>> START Data excerpts

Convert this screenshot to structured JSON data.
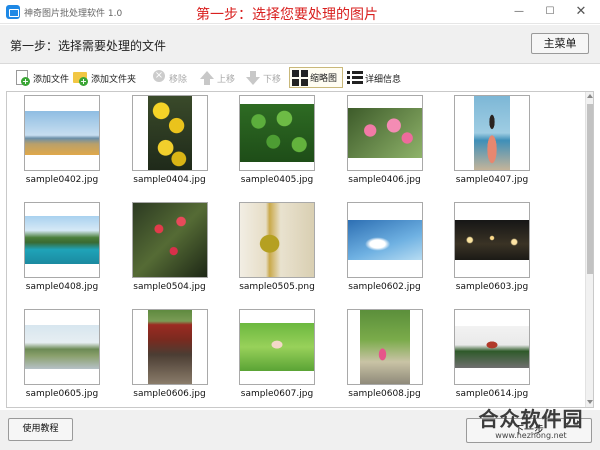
{
  "window": {
    "app_title": "神奇图片批处理软件 1.0",
    "step_banner": "第一步：选择您要处理的图片",
    "minimize_glyph": "—",
    "maximize_glyph": "☐",
    "close_glyph": "✕"
  },
  "header": {
    "title": "第一步：选择需要处理的文件",
    "main_menu_label": "主菜单"
  },
  "toolbar": {
    "add_file": "添加文件",
    "add_folder": "添加文件夹",
    "remove": "移除",
    "move_up": "上移",
    "move_down": "下移",
    "thumbnail_view": "缩略图",
    "detail_view": "详细信息"
  },
  "thumbnails": [
    {
      "filename": "sample0402.jpg",
      "scene": "coast-landscape"
    },
    {
      "filename": "sample0404.jpg",
      "scene": "yellow-ginkgo-leaves"
    },
    {
      "filename": "sample0405.jpg",
      "scene": "green-clover"
    },
    {
      "filename": "sample0406.jpg",
      "scene": "pink-blossoms"
    },
    {
      "filename": "sample0407.jpg",
      "scene": "woman-at-sea"
    },
    {
      "filename": "sample0408.jpg",
      "scene": "mountain-lake"
    },
    {
      "filename": "sample0504.jpg",
      "scene": "red-berries"
    },
    {
      "filename": "sample0505.png",
      "scene": "glass-bottles"
    },
    {
      "filename": "sample0602.jpg",
      "scene": "blue-sky-clouds"
    },
    {
      "filename": "sample0603.jpg",
      "scene": "city-night-lights"
    },
    {
      "filename": "sample0605.jpg",
      "scene": "lakeside-park"
    },
    {
      "filename": "sample0606.jpg",
      "scene": "red-gate-alley"
    },
    {
      "filename": "sample0607.jpg",
      "scene": "girl-in-field"
    },
    {
      "filename": "sample0608.jpg",
      "scene": "woman-under-tree"
    },
    {
      "filename": "sample0614.jpg",
      "scene": "chinese-pavilion"
    }
  ],
  "footer": {
    "tutorial_label": "使用教程",
    "next_label": "下一步"
  },
  "watermark": {
    "logo_text": "合众软件园",
    "url": "www.hezhong.net"
  },
  "colors": {
    "banner_red": "#d9201f",
    "chrome_gray": "#f0f0f0",
    "active_view_bg": "#fffdf2"
  }
}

>> END Data excerpts

**Task to carry out**:
Write out the records above exactly as they stand, leaving out every picture.

**Result for this task**:
Convert this screenshot to structured JSON data.
{
  "window": {
    "app_title": "神奇图片批处理软件 1.0",
    "step_banner": "第一步：选择您要处理的图片",
    "minimize_glyph": "—",
    "maximize_glyph": "☐",
    "close_glyph": "✕"
  },
  "header": {
    "title": "第一步：选择需要处理的文件",
    "main_menu_label": "主菜单"
  },
  "toolbar": {
    "add_file": "添加文件",
    "add_folder": "添加文件夹",
    "remove": "移除",
    "move_up": "上移",
    "move_down": "下移",
    "thumbnail_view": "缩略图",
    "detail_view": "详细信息"
  },
  "thumbnails": [
    {
      "filename": "sample0402.jpg",
      "scene": "coast-landscape"
    },
    {
      "filename": "sample0404.jpg",
      "scene": "yellow-ginkgo-leaves"
    },
    {
      "filename": "sample0405.jpg",
      "scene": "green-clover"
    },
    {
      "filename": "sample0406.jpg",
      "scene": "pink-blossoms"
    },
    {
      "filename": "sample0407.jpg",
      "scene": "woman-at-sea"
    },
    {
      "filename": "sample0408.jpg",
      "scene": "mountain-lake"
    },
    {
      "filename": "sample0504.jpg",
      "scene": "red-berries"
    },
    {
      "filename": "sample0505.png",
      "scene": "glass-bottles"
    },
    {
      "filename": "sample0602.jpg",
      "scene": "blue-sky-clouds"
    },
    {
      "filename": "sample0603.jpg",
      "scene": "city-night-lights"
    },
    {
      "filename": "sample0605.jpg",
      "scene": "lakeside-park"
    },
    {
      "filename": "sample0606.jpg",
      "scene": "red-gate-alley"
    },
    {
      "filename": "sample0607.jpg",
      "scene": "girl-in-field"
    },
    {
      "filename": "sample0608.jpg",
      "scene": "woman-under-tree"
    },
    {
      "filename": "sample0614.jpg",
      "scene": "chinese-pavilion"
    }
  ],
  "footer": {
    "tutorial_label": "使用教程",
    "next_label": "下一步"
  },
  "watermark": {
    "logo_text": "合众软件园",
    "url": "www.hezhong.net"
  },
  "colors": {
    "banner_red": "#d9201f",
    "chrome_gray": "#f0f0f0",
    "active_view_bg": "#fffdf2"
  }
}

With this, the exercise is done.